### PROBLEM TO SOLVE
Please pull out every line that includes the string "content".

[Figure collection entries]
☆ ☆ ☆ ☆ ☆ ☆ ☆

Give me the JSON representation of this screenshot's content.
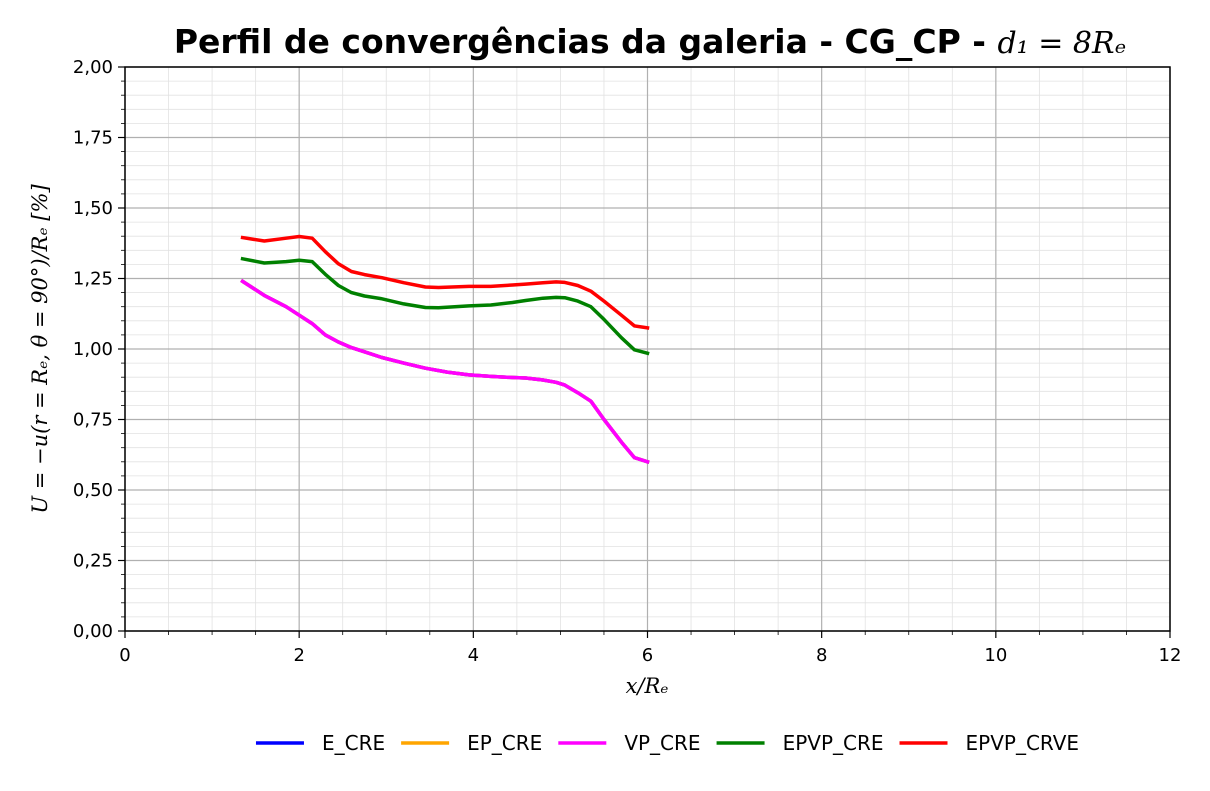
{
  "chart_data": {
    "type": "line",
    "title": {
      "text": "Perfil de convergências da galeria - CG_CP - ",
      "math": "d₁ = 8Rₑ"
    },
    "xlabel": "x/Rₑ",
    "ylabel": "U = −u(r = Rₑ, θ = 90°)/Rₑ [%]",
    "xlim": [
      0,
      12
    ],
    "ylim": [
      0,
      2
    ],
    "xticks": [
      0,
      2,
      4,
      6,
      8,
      10,
      12
    ],
    "xtick_labels": [
      "0",
      "2",
      "4",
      "6",
      "8",
      "10",
      "12"
    ],
    "yticks": [
      0,
      0.25,
      0.5,
      0.75,
      1.0,
      1.25,
      1.5,
      1.75,
      2.0
    ],
    "ytick_labels": [
      "0,00",
      "0,25",
      "0,50",
      "0,75",
      "1,00",
      "1,25",
      "1,50",
      "1,75",
      "2,00"
    ],
    "grid": true,
    "minor_grid": true,
    "legend_position": "bottom-center",
    "series": [
      {
        "name": "E_CRE",
        "color": "#0000ff",
        "x": [
          1.35,
          1.6,
          1.85,
          2.0,
          2.15,
          2.3,
          2.45,
          2.6,
          2.75,
          2.95,
          3.2,
          3.45,
          3.7,
          3.95,
          4.2,
          4.45,
          4.6,
          4.8,
          4.95,
          5.05,
          5.2,
          5.35,
          5.5,
          5.7,
          5.85,
          6.0
        ],
        "y": [
          1.24,
          1.19,
          1.15,
          1.12,
          1.09,
          1.05,
          1.025,
          1.005,
          0.99,
          0.97,
          0.95,
          0.932,
          0.918,
          0.908,
          0.903,
          0.899,
          0.897,
          0.89,
          0.882,
          0.872,
          0.845,
          0.815,
          0.75,
          0.67,
          0.615,
          0.6
        ]
      },
      {
        "name": "EP_CRE",
        "color": "#ffa500",
        "x": [
          1.35,
          1.6,
          1.85,
          2.0,
          2.15,
          2.3,
          2.45,
          2.6,
          2.75,
          2.95,
          3.2,
          3.45,
          3.7,
          3.95,
          4.2,
          4.45,
          4.6,
          4.8,
          4.95,
          5.05,
          5.2,
          5.35,
          5.5,
          5.7,
          5.85,
          6.0
        ],
        "y": [
          1.24,
          1.19,
          1.15,
          1.12,
          1.09,
          1.05,
          1.025,
          1.005,
          0.99,
          0.97,
          0.95,
          0.932,
          0.918,
          0.908,
          0.903,
          0.899,
          0.897,
          0.89,
          0.882,
          0.872,
          0.845,
          0.815,
          0.75,
          0.67,
          0.615,
          0.6
        ]
      },
      {
        "name": "VP_CRE",
        "color": "#ff00ff",
        "x": [
          1.35,
          1.6,
          1.85,
          2.0,
          2.15,
          2.3,
          2.45,
          2.6,
          2.75,
          2.95,
          3.2,
          3.45,
          3.7,
          3.95,
          4.2,
          4.45,
          4.6,
          4.8,
          4.95,
          5.05,
          5.2,
          5.35,
          5.5,
          5.7,
          5.85,
          6.0
        ],
        "y": [
          1.24,
          1.19,
          1.15,
          1.12,
          1.09,
          1.05,
          1.025,
          1.005,
          0.99,
          0.97,
          0.95,
          0.932,
          0.918,
          0.908,
          0.903,
          0.899,
          0.897,
          0.89,
          0.882,
          0.872,
          0.845,
          0.815,
          0.75,
          0.67,
          0.615,
          0.6
        ]
      },
      {
        "name": "EPVP_CRE",
        "color": "#008000",
        "x": [
          1.35,
          1.6,
          1.85,
          2.0,
          2.15,
          2.3,
          2.45,
          2.6,
          2.75,
          2.95,
          3.2,
          3.45,
          3.6,
          3.95,
          4.2,
          4.45,
          4.6,
          4.8,
          4.95,
          5.05,
          5.2,
          5.35,
          5.5,
          5.7,
          5.85,
          6.0
        ],
        "y": [
          1.32,
          1.305,
          1.31,
          1.315,
          1.31,
          1.265,
          1.225,
          1.2,
          1.188,
          1.178,
          1.16,
          1.147,
          1.146,
          1.153,
          1.156,
          1.165,
          1.172,
          1.18,
          1.183,
          1.182,
          1.17,
          1.15,
          1.105,
          1.04,
          0.997,
          0.985
        ]
      },
      {
        "name": "EPVP_CRVE",
        "color": "#ff0000",
        "x": [
          1.35,
          1.6,
          1.85,
          2.0,
          2.15,
          2.3,
          2.45,
          2.6,
          2.75,
          2.95,
          3.2,
          3.45,
          3.6,
          3.95,
          4.2,
          4.45,
          4.6,
          4.8,
          4.95,
          5.05,
          5.2,
          5.35,
          5.5,
          5.7,
          5.85,
          6.0
        ],
        "y": [
          1.395,
          1.383,
          1.393,
          1.399,
          1.393,
          1.345,
          1.302,
          1.275,
          1.264,
          1.253,
          1.235,
          1.22,
          1.218,
          1.222,
          1.222,
          1.227,
          1.23,
          1.235,
          1.238,
          1.236,
          1.225,
          1.205,
          1.17,
          1.12,
          1.082,
          1.075
        ]
      }
    ]
  }
}
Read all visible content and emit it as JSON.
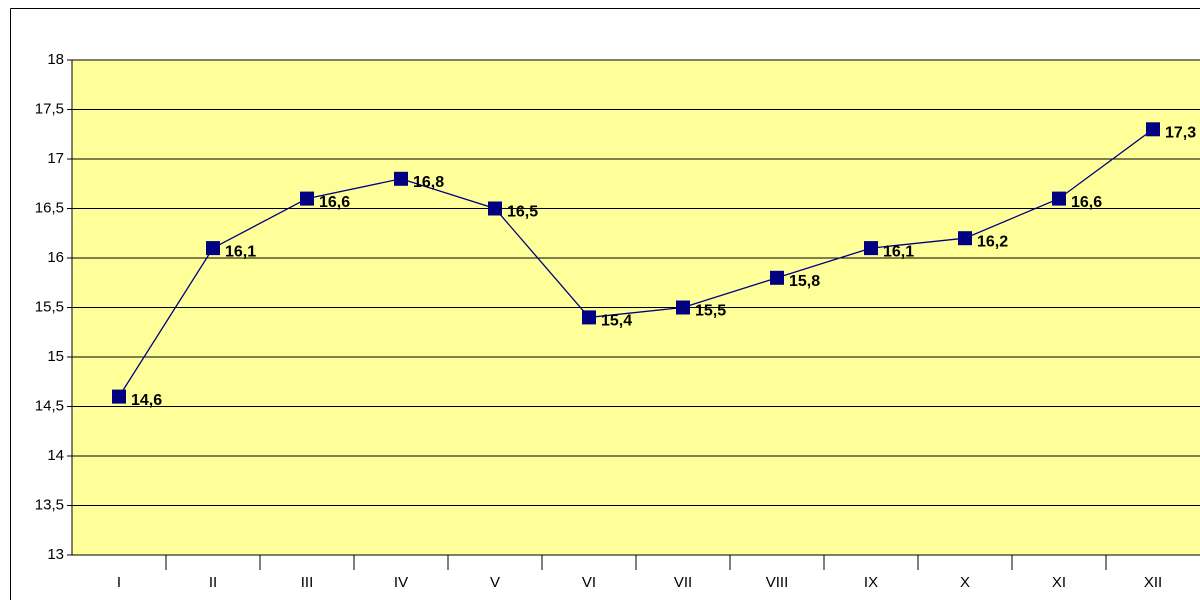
{
  "chart_data": {
    "type": "line",
    "categories": [
      "I",
      "II",
      "III",
      "IV",
      "V",
      "VI",
      "VII",
      "VIII",
      "IX",
      "X",
      "XI",
      "XII"
    ],
    "series": [
      {
        "color": "#000080",
        "values": [
          14.6,
          16.1,
          16.6,
          16.8,
          16.5,
          15.4,
          15.5,
          15.8,
          16.1,
          16.2,
          16.6,
          17.3
        ],
        "value_labels": [
          "14,6",
          "16,1",
          "16,6",
          "16,8",
          "16,5",
          "15,4",
          "15,5",
          "15,8",
          "16,1",
          "16,2",
          "16,6",
          "17,3"
        ]
      }
    ],
    "ylim": [
      13,
      18
    ],
    "yticks": [
      13,
      {
        "value": 13.5,
        "label": "13,5"
      },
      14,
      {
        "value": 14.5,
        "label": "14,5"
      },
      15,
      {
        "value": 15.5,
        "label": "15,5"
      },
      16,
      {
        "value": 16.5,
        "label": "16,5"
      },
      17,
      {
        "value": 17.5,
        "label": "17,5"
      },
      18
    ],
    "grid": true,
    "plot_background": "#ffff99"
  }
}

☆ ☆ ☆ ☆ ☆ ☆ ☆

### EXERCISE SOLUTION
Give me the JSON representation of this screenshot's content.
Read all visible content and emit it as JSON.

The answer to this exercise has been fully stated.